(Written request)
Scan the entries below. List each line with "title".

(Source data)
>>>>
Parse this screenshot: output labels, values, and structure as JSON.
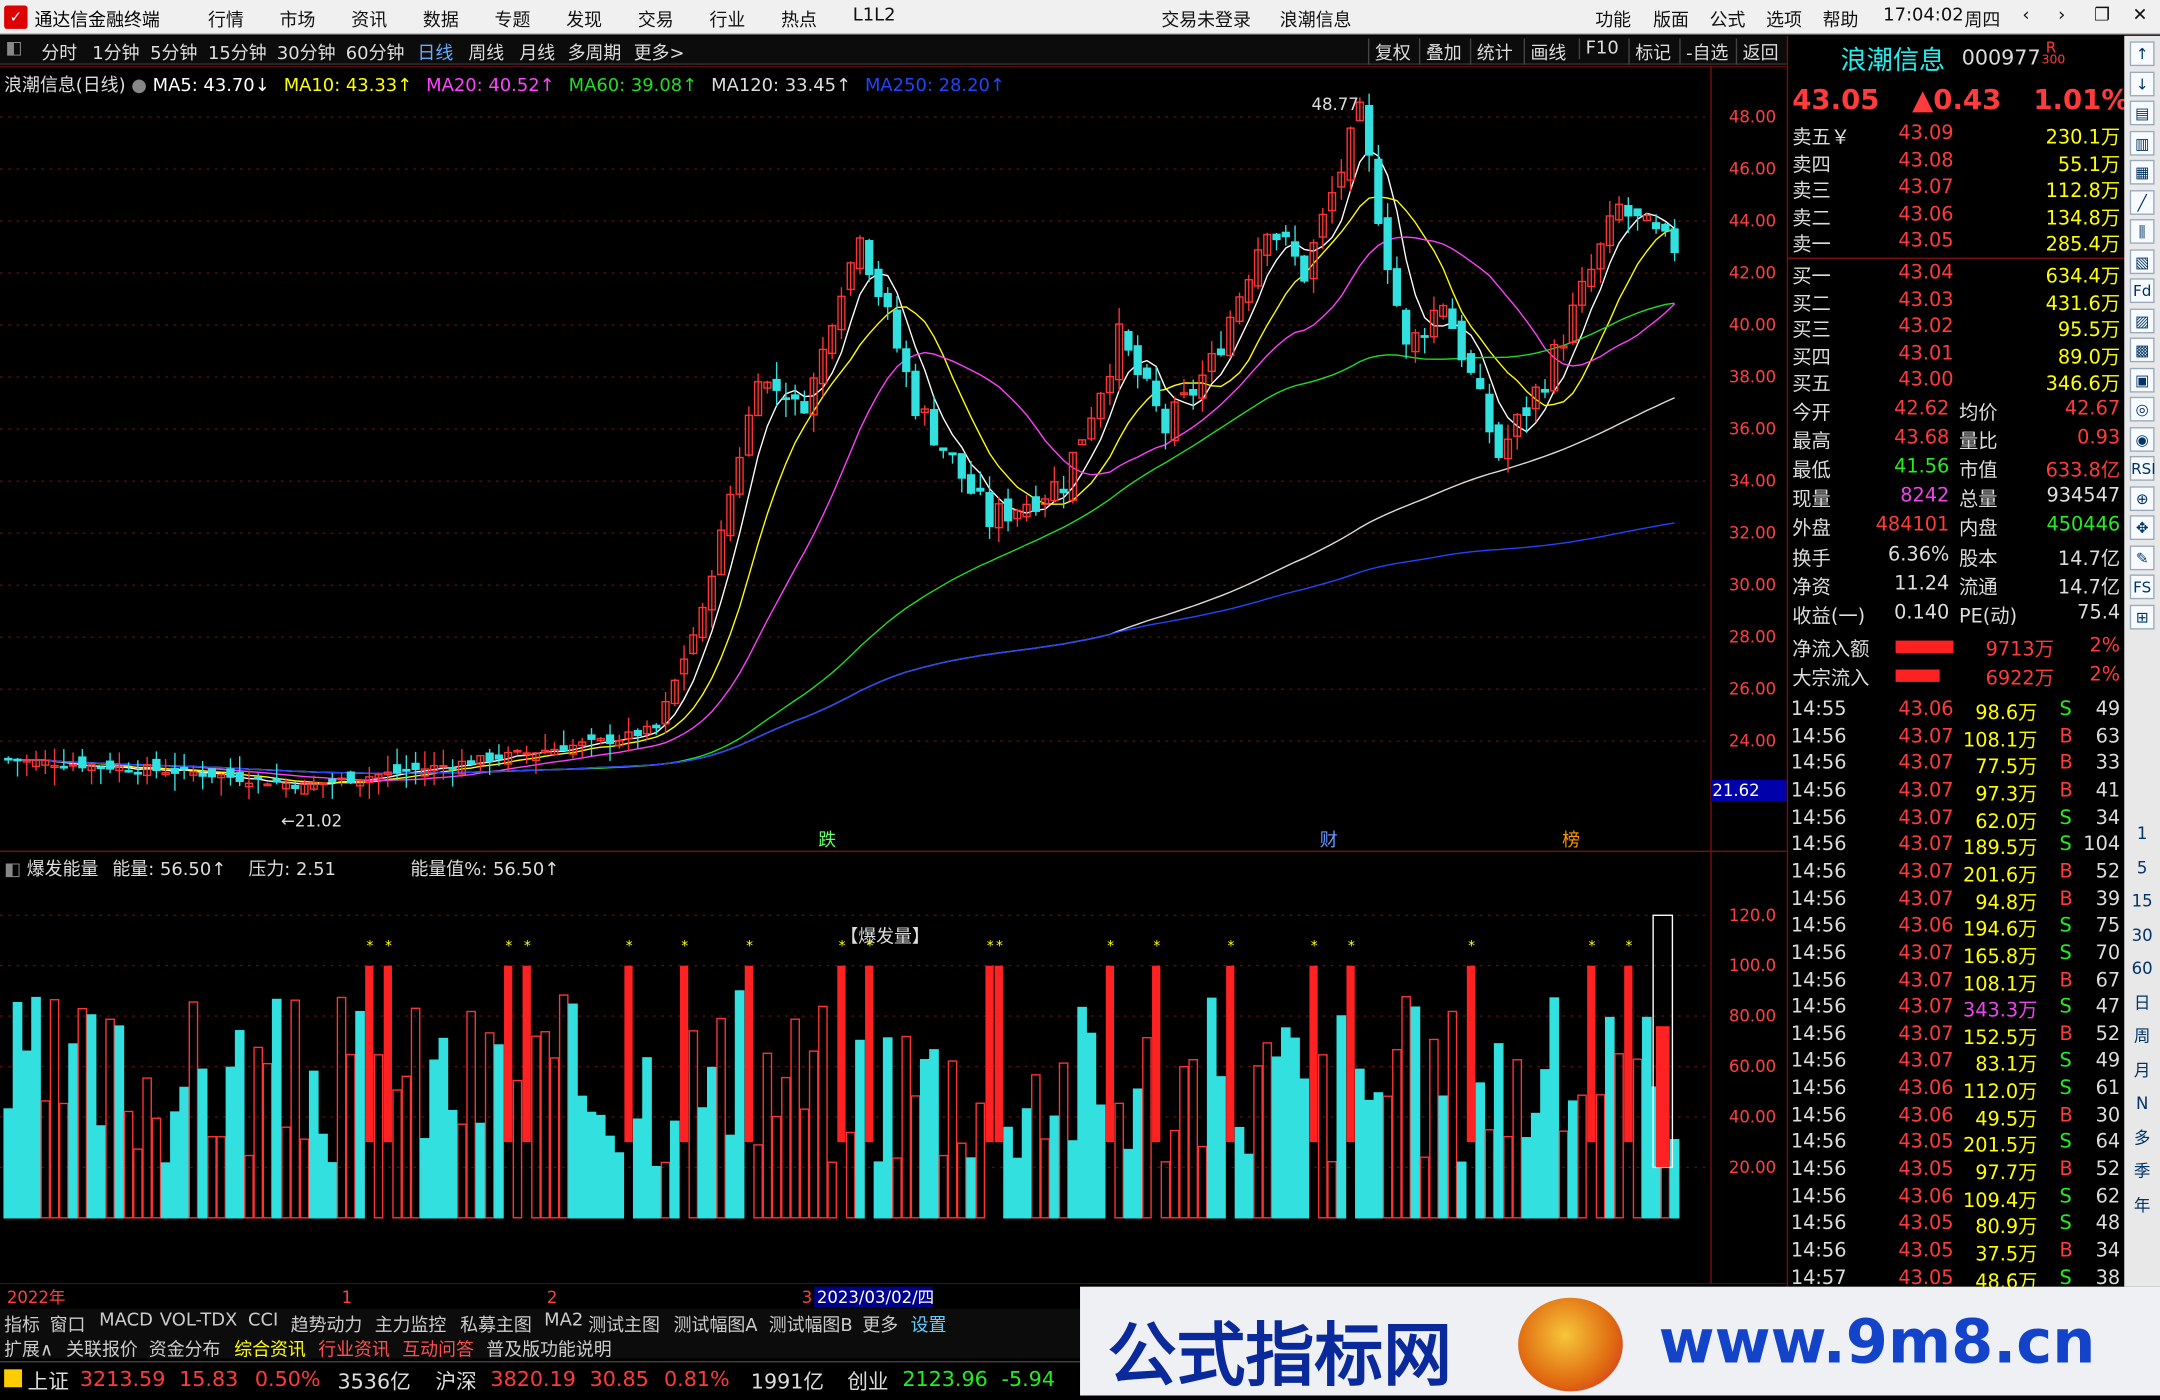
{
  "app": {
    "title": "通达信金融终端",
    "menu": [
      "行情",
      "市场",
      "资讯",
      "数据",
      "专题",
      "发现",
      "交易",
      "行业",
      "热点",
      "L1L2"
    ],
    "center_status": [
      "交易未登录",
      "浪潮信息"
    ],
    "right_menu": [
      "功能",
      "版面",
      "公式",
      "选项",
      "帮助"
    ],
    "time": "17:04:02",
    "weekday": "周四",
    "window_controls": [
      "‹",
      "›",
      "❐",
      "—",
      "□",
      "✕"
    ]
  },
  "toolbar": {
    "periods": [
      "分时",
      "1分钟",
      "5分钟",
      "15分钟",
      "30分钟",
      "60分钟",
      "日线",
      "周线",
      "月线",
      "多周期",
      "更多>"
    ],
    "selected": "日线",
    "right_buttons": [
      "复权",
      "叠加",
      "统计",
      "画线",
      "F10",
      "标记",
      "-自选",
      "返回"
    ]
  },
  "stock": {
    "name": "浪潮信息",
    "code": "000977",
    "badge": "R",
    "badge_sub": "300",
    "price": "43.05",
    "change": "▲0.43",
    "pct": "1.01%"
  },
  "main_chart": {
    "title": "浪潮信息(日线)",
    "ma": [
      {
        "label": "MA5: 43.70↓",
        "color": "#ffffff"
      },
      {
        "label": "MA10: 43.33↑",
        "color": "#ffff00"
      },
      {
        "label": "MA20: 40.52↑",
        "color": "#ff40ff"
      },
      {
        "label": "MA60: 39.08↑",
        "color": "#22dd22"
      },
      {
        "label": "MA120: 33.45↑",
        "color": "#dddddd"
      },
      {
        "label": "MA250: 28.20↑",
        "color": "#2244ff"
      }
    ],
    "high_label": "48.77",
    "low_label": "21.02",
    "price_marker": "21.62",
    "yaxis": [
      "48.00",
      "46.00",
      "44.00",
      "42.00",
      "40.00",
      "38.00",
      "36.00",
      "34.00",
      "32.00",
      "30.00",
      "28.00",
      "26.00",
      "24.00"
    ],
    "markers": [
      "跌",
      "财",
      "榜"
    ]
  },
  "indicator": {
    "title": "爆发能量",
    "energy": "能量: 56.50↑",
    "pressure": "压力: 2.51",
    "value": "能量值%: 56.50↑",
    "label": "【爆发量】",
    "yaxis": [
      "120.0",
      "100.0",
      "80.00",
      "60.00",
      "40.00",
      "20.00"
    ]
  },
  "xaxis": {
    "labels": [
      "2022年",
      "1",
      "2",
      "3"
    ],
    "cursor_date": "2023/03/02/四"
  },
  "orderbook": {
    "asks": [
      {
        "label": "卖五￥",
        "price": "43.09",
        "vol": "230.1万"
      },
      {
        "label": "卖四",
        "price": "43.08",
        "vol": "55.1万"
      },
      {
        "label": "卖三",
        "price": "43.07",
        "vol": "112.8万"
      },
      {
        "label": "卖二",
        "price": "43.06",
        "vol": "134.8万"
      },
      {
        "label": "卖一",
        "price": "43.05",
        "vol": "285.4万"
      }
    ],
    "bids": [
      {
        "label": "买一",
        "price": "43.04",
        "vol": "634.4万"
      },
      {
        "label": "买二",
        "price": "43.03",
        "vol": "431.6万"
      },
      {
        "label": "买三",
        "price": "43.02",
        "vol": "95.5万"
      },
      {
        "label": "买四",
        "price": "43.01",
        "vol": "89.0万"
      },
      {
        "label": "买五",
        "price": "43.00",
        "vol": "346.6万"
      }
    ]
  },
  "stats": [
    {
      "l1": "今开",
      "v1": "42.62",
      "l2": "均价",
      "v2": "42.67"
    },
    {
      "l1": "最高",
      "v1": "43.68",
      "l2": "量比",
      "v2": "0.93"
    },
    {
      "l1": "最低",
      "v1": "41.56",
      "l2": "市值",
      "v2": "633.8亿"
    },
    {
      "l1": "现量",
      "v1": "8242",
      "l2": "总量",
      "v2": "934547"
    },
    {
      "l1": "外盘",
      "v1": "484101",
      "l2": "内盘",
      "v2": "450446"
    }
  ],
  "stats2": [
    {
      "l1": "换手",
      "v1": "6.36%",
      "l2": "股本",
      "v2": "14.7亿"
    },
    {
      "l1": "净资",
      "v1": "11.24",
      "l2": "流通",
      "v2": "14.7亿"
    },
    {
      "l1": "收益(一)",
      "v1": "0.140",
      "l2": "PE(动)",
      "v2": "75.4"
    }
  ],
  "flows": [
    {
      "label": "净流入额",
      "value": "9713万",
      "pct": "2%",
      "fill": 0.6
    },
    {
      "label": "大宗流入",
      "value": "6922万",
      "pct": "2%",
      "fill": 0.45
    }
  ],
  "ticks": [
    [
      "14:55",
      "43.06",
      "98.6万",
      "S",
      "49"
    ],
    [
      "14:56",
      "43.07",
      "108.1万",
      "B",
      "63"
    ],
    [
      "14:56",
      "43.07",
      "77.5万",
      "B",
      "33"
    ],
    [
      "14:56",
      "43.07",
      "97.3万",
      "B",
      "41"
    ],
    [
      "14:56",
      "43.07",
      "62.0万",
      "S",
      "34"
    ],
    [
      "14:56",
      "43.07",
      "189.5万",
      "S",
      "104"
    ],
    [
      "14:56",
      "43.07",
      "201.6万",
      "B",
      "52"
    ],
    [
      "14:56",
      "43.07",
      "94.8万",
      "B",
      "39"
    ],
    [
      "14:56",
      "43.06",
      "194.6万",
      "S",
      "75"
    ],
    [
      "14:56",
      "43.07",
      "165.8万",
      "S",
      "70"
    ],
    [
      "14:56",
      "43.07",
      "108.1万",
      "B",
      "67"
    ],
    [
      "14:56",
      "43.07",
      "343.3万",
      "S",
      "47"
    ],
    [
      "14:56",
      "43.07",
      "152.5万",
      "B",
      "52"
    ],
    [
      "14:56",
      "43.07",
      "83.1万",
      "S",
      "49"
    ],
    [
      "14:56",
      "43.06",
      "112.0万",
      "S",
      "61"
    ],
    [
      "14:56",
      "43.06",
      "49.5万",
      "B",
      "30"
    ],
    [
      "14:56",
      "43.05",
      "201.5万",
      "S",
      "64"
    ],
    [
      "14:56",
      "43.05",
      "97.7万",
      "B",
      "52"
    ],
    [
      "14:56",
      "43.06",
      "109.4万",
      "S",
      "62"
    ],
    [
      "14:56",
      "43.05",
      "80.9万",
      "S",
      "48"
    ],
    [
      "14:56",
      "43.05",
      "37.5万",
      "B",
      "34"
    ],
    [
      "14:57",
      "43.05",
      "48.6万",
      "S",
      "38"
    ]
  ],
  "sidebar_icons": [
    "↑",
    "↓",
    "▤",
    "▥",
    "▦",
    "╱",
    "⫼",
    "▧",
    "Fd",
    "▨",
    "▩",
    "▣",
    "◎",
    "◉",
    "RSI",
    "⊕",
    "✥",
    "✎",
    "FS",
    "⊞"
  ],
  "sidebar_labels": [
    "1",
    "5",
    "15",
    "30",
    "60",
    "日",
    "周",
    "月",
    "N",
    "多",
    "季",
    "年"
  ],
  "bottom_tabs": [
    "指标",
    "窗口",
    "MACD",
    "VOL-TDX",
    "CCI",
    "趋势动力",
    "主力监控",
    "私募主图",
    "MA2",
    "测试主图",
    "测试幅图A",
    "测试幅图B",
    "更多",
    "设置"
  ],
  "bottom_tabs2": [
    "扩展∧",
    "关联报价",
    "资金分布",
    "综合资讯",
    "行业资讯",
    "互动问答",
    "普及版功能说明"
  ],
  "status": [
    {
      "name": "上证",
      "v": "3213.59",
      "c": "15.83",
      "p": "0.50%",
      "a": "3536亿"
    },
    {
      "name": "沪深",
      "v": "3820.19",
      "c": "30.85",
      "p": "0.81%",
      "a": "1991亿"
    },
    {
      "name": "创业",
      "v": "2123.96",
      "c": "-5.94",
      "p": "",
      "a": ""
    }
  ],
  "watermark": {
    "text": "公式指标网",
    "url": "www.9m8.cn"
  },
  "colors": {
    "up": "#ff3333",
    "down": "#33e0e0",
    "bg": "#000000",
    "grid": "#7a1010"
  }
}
<<<<
(Solved exercise)
    "title": "通达信金融终端",
    "title": "浪潮信息(日线)",
    "title": "爆发能量",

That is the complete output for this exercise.